Set problem:
Below are the records; pull every line that includes "background".

Chart and figure data
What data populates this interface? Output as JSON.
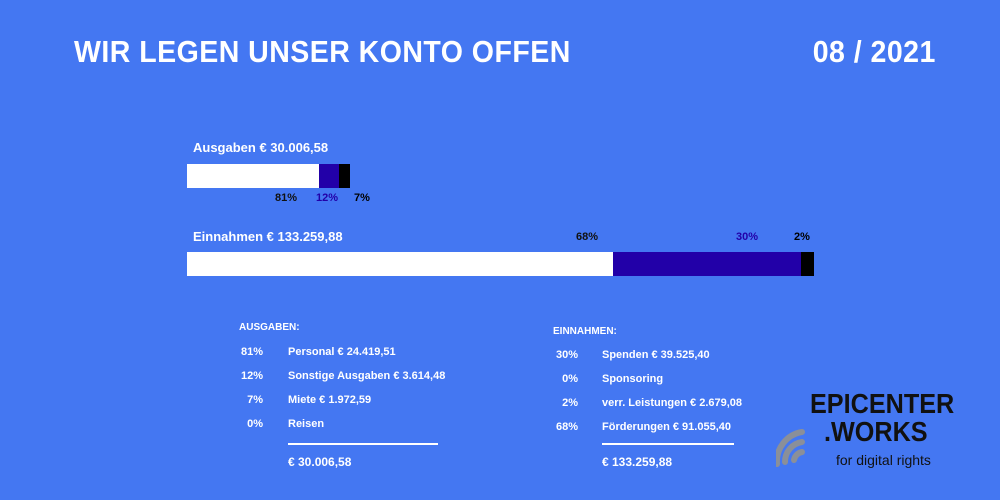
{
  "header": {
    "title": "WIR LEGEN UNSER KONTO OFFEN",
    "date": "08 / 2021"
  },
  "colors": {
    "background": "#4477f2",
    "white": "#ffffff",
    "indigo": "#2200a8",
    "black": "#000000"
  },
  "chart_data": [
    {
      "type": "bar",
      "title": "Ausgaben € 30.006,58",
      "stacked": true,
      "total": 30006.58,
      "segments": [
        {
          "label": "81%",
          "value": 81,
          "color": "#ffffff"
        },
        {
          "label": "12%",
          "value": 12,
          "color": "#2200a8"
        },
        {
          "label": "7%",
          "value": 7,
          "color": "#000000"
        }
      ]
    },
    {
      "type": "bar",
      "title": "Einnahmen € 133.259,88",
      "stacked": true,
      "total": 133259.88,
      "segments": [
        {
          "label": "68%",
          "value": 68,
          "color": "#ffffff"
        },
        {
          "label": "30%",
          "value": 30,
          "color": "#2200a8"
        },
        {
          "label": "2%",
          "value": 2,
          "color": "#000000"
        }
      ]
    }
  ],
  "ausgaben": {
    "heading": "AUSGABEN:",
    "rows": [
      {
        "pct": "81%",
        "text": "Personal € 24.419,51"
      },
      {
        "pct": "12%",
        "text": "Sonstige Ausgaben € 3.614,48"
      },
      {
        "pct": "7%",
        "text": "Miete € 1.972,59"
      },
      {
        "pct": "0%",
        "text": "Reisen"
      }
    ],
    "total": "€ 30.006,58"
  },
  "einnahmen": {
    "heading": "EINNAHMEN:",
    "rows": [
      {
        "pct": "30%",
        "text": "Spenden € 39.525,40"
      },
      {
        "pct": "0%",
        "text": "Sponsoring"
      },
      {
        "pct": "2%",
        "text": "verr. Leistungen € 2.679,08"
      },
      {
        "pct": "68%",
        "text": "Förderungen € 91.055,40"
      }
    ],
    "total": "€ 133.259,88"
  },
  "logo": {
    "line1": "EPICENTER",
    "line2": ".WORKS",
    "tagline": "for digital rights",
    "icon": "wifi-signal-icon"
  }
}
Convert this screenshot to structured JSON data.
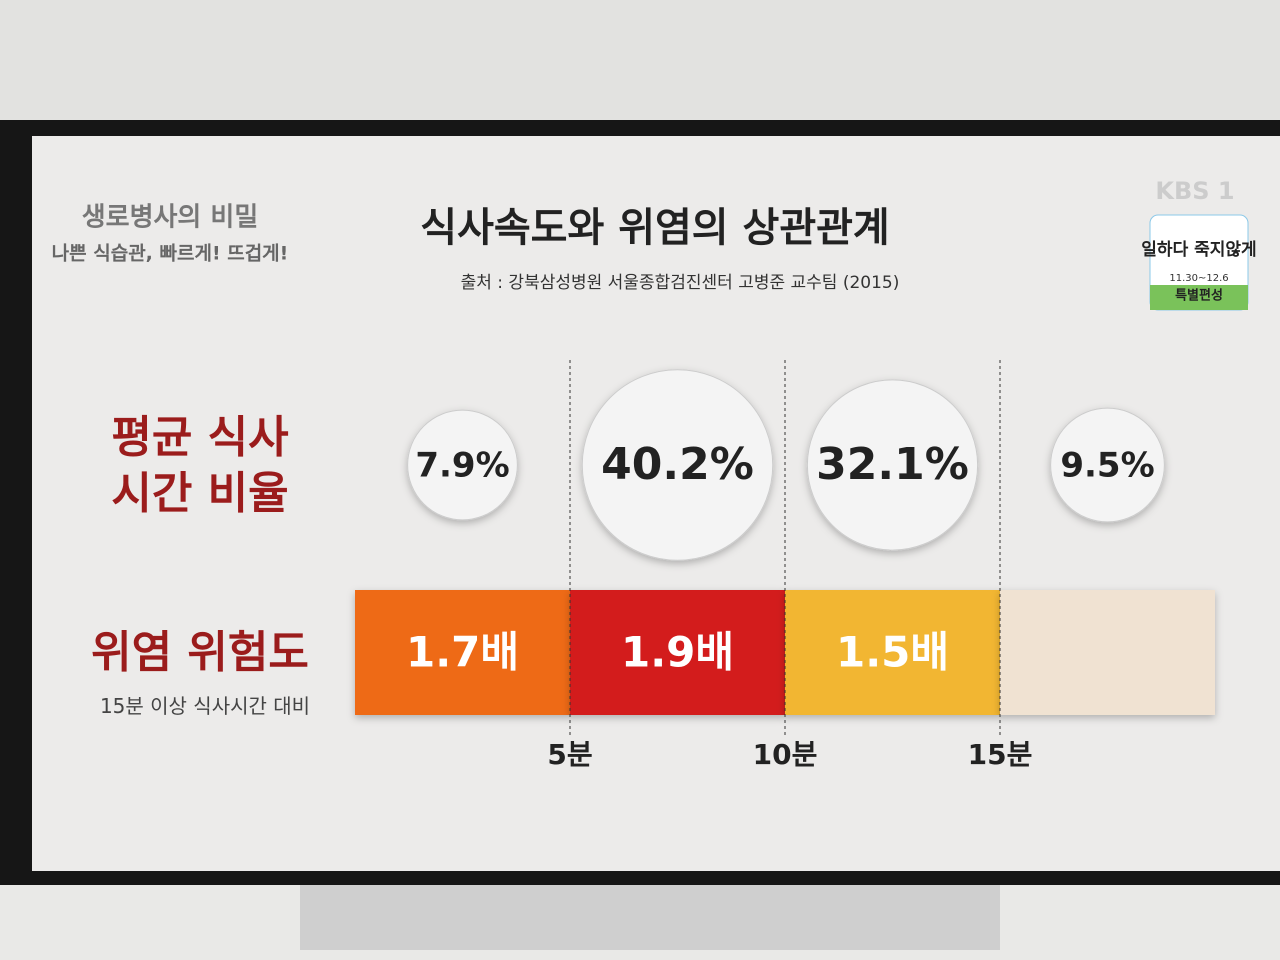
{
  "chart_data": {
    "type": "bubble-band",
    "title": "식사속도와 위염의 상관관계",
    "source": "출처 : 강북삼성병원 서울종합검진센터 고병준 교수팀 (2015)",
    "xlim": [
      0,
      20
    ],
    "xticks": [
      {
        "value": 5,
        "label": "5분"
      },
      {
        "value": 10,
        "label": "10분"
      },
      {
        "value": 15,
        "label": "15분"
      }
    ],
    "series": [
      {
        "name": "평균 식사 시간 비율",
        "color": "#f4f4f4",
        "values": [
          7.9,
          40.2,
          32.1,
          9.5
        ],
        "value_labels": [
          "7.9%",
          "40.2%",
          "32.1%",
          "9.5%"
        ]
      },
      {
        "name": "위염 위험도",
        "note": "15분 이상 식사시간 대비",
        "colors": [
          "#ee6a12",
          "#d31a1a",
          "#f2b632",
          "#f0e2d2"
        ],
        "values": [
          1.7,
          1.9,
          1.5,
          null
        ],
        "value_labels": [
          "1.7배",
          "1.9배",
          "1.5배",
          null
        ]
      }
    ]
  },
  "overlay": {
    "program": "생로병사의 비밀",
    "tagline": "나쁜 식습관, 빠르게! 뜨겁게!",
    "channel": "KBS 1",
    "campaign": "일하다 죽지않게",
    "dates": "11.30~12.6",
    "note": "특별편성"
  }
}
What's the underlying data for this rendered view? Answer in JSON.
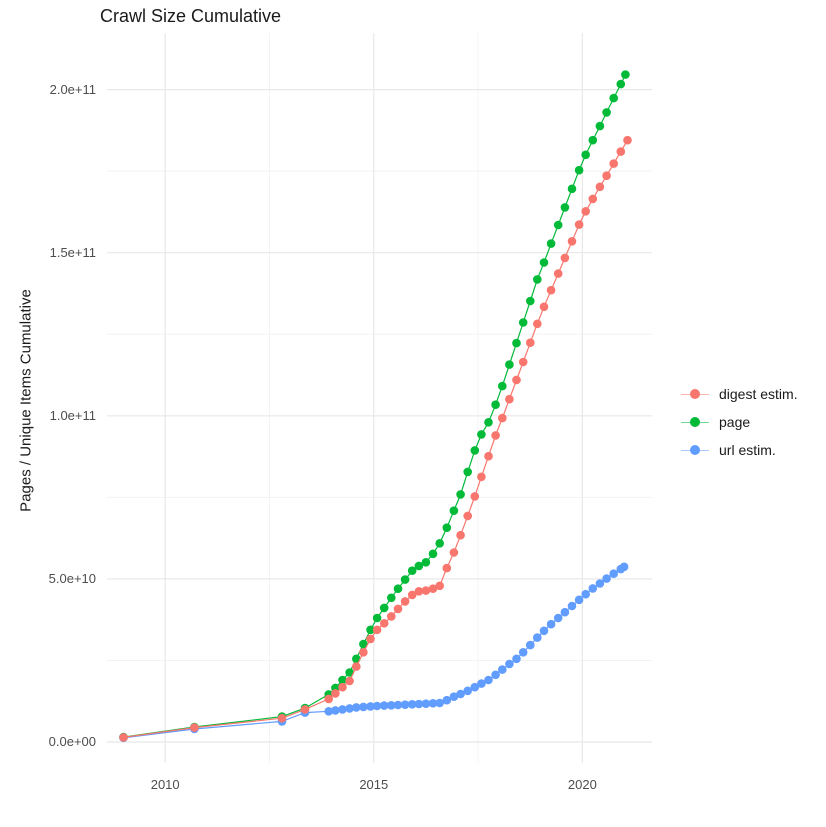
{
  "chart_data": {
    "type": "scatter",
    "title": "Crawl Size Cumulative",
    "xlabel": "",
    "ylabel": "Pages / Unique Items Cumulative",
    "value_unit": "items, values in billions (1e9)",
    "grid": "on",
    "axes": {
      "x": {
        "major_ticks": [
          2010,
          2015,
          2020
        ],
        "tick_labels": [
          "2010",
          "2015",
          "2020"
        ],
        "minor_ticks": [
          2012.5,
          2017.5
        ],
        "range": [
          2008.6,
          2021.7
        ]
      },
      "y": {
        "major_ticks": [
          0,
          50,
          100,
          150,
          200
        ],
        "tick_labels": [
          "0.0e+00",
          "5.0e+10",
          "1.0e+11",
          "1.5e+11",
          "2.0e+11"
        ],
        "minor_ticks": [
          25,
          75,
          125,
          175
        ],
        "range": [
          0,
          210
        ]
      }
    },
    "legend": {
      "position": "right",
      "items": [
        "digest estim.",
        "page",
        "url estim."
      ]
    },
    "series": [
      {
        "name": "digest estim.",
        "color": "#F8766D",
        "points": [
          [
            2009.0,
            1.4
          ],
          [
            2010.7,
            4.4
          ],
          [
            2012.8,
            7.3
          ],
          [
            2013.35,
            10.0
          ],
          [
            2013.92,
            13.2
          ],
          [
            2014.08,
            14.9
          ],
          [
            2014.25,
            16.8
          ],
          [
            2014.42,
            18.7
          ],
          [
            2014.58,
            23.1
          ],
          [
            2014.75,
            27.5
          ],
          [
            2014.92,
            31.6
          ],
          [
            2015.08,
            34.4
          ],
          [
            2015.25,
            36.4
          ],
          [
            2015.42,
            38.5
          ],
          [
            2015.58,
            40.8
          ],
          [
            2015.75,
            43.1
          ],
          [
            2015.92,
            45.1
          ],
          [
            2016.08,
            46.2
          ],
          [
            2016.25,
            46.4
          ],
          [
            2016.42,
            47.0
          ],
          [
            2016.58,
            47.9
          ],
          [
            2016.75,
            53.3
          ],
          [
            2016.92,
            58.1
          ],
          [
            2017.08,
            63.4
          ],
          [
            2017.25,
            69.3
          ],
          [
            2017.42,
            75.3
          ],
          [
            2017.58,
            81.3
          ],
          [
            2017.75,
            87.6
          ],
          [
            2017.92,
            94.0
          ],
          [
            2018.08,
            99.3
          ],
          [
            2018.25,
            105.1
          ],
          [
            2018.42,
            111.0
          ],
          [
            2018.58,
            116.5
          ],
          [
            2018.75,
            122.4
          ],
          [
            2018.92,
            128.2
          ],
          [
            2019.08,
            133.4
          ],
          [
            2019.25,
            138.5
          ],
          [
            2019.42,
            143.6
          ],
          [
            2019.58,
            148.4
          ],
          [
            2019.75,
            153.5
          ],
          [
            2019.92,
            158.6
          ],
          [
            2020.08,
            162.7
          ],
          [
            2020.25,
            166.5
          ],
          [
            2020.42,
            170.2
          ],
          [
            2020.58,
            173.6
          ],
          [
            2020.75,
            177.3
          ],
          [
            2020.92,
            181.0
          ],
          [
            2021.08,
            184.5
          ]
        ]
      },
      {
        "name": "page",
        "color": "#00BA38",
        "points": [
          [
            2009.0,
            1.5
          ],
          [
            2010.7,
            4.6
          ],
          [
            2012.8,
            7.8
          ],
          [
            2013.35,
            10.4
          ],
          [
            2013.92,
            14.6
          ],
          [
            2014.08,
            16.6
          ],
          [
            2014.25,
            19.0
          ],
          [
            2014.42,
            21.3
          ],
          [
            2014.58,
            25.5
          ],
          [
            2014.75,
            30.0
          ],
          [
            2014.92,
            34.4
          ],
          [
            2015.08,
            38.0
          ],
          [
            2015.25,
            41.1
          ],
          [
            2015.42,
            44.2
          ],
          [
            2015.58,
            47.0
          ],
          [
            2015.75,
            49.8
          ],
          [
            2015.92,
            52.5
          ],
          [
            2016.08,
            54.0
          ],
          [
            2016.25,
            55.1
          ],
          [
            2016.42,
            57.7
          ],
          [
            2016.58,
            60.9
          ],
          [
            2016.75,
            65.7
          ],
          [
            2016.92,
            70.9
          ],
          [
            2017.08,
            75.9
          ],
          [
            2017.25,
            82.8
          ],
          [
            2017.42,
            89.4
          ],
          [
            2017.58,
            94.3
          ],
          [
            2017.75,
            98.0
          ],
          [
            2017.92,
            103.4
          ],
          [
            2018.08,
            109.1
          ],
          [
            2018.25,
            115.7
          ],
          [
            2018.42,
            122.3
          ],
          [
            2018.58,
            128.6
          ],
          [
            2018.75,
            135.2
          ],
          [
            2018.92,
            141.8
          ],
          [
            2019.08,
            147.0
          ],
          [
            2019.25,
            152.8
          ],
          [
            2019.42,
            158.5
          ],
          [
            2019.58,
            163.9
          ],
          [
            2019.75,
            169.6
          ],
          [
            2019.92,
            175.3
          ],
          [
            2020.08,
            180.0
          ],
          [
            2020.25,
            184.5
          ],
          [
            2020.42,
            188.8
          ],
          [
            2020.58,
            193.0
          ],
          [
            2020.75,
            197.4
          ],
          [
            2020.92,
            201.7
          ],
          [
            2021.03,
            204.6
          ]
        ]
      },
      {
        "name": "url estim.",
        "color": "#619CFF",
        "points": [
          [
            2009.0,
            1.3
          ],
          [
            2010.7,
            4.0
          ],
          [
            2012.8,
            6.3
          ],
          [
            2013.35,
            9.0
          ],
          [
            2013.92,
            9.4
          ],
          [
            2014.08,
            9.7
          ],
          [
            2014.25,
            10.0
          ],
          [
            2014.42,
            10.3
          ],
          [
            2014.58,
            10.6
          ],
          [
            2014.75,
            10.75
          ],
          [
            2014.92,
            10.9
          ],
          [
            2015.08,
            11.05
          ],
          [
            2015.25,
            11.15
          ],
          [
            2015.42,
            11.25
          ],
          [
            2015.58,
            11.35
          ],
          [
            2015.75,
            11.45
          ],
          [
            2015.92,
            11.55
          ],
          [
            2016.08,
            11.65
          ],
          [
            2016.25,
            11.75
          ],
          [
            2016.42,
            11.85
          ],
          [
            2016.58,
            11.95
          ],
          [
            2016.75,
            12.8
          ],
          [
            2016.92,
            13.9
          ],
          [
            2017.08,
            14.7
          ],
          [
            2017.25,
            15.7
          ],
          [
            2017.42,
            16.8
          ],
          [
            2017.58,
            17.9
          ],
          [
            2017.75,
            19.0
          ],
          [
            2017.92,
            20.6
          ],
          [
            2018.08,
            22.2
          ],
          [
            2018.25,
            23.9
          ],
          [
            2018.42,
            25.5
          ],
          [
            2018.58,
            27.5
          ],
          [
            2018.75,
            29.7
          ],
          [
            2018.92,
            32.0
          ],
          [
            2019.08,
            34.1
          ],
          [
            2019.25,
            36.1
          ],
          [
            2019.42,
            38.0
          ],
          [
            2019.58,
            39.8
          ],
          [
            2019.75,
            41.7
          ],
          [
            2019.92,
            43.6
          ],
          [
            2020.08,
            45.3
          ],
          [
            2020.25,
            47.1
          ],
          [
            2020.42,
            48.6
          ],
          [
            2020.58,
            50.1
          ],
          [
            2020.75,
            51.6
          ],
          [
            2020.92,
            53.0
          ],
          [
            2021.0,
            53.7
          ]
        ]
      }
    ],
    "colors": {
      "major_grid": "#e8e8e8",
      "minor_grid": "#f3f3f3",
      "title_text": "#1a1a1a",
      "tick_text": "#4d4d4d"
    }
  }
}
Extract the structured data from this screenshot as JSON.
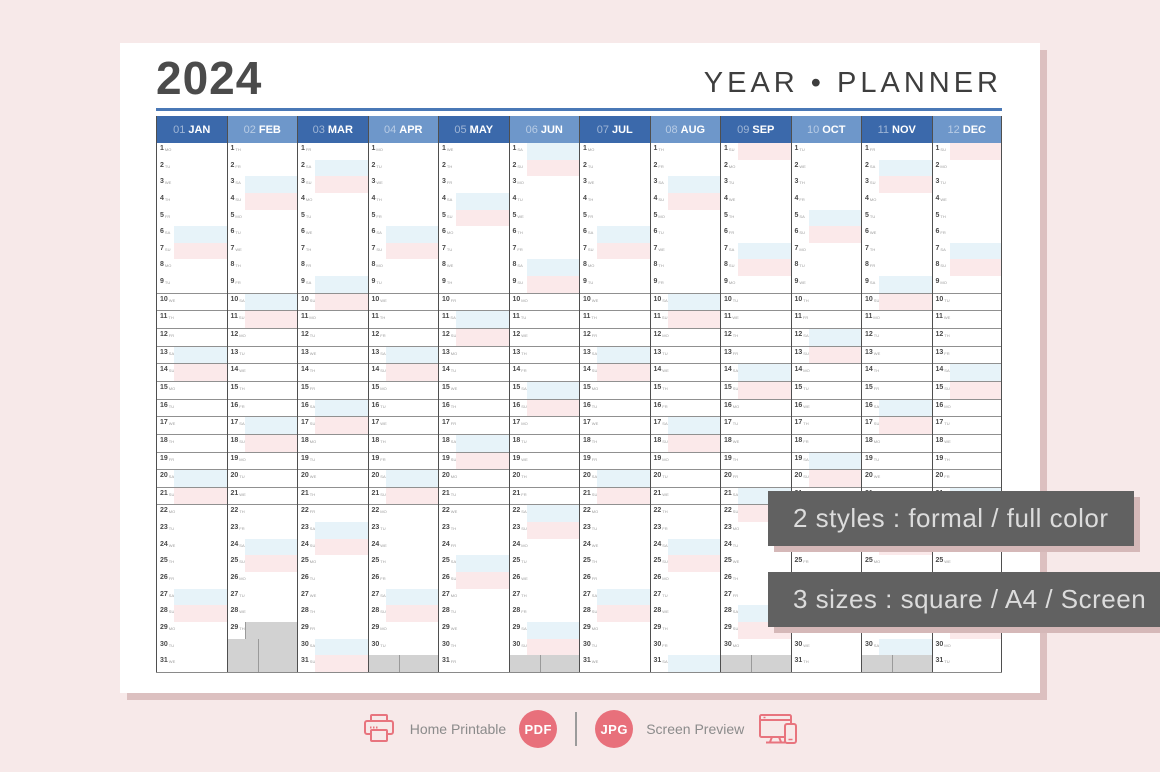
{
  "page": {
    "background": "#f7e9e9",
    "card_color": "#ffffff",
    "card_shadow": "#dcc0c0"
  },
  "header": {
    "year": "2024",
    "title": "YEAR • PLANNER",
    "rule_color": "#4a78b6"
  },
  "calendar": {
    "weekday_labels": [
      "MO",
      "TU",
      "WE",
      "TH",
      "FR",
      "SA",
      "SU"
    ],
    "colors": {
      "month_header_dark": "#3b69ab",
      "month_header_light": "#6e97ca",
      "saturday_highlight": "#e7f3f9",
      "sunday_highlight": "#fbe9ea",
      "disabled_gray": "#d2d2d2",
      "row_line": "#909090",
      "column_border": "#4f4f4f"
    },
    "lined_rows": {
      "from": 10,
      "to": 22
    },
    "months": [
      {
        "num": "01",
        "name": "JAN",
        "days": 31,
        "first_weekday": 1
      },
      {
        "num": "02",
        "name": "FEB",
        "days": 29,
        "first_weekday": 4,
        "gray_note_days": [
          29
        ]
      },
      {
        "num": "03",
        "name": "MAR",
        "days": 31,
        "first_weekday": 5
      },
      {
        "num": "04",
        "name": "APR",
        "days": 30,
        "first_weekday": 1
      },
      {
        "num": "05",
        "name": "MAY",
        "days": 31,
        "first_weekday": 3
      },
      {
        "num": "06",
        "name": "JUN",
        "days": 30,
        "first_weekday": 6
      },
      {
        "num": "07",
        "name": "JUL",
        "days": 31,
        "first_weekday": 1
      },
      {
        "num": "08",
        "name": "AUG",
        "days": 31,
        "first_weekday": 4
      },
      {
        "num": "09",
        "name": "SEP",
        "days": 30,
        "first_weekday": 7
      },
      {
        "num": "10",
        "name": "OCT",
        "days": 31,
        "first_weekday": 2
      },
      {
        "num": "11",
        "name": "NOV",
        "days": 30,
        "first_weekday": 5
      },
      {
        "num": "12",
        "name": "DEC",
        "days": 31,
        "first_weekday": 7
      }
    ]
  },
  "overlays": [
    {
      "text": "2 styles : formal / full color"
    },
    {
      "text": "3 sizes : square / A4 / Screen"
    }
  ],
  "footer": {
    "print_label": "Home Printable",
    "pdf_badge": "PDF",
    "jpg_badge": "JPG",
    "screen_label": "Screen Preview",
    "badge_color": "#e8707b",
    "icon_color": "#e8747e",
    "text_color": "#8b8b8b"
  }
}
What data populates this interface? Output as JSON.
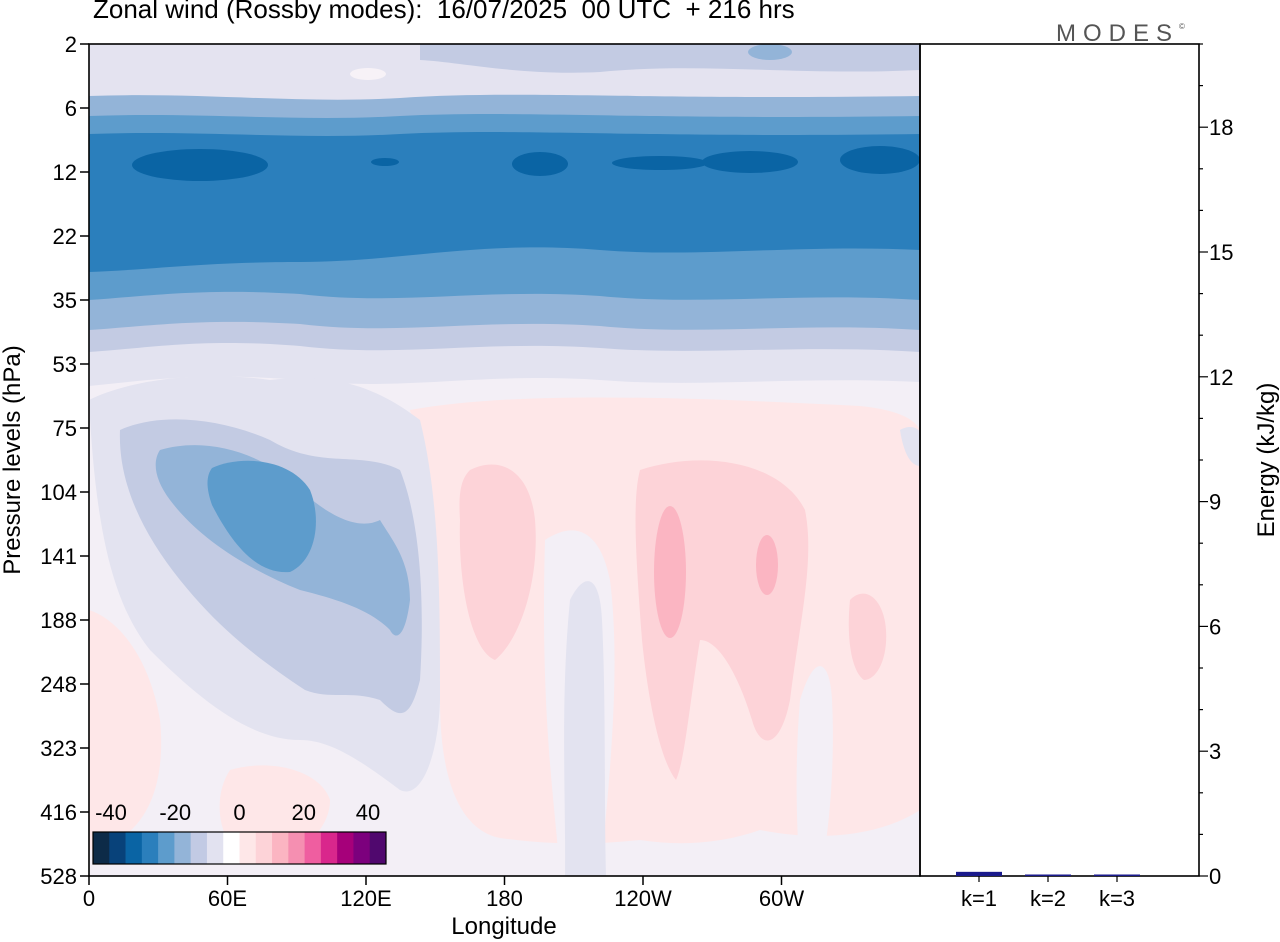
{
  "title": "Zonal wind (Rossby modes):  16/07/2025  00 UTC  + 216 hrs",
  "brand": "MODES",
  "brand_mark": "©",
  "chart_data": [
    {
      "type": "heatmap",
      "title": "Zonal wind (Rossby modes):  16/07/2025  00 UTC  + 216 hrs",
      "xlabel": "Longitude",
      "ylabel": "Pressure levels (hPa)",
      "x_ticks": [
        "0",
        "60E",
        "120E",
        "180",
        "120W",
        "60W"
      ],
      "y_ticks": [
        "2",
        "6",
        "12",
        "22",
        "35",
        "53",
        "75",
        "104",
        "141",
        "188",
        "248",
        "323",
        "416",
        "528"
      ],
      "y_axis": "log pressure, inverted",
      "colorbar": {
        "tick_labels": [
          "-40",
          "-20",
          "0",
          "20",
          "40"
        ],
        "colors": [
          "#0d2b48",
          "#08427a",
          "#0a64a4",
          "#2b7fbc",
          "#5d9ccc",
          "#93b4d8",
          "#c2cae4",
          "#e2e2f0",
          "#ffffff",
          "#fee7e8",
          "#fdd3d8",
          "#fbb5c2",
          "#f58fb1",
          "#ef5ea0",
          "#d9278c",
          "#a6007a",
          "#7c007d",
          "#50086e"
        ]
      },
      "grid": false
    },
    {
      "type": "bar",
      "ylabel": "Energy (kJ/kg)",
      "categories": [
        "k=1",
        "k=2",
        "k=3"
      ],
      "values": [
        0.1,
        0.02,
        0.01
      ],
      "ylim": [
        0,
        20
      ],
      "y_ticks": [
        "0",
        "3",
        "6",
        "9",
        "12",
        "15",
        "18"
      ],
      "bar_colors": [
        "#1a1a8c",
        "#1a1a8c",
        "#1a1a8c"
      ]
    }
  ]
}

Task output:
    "background": "#4477f2",
    "background": "#f7e9e9",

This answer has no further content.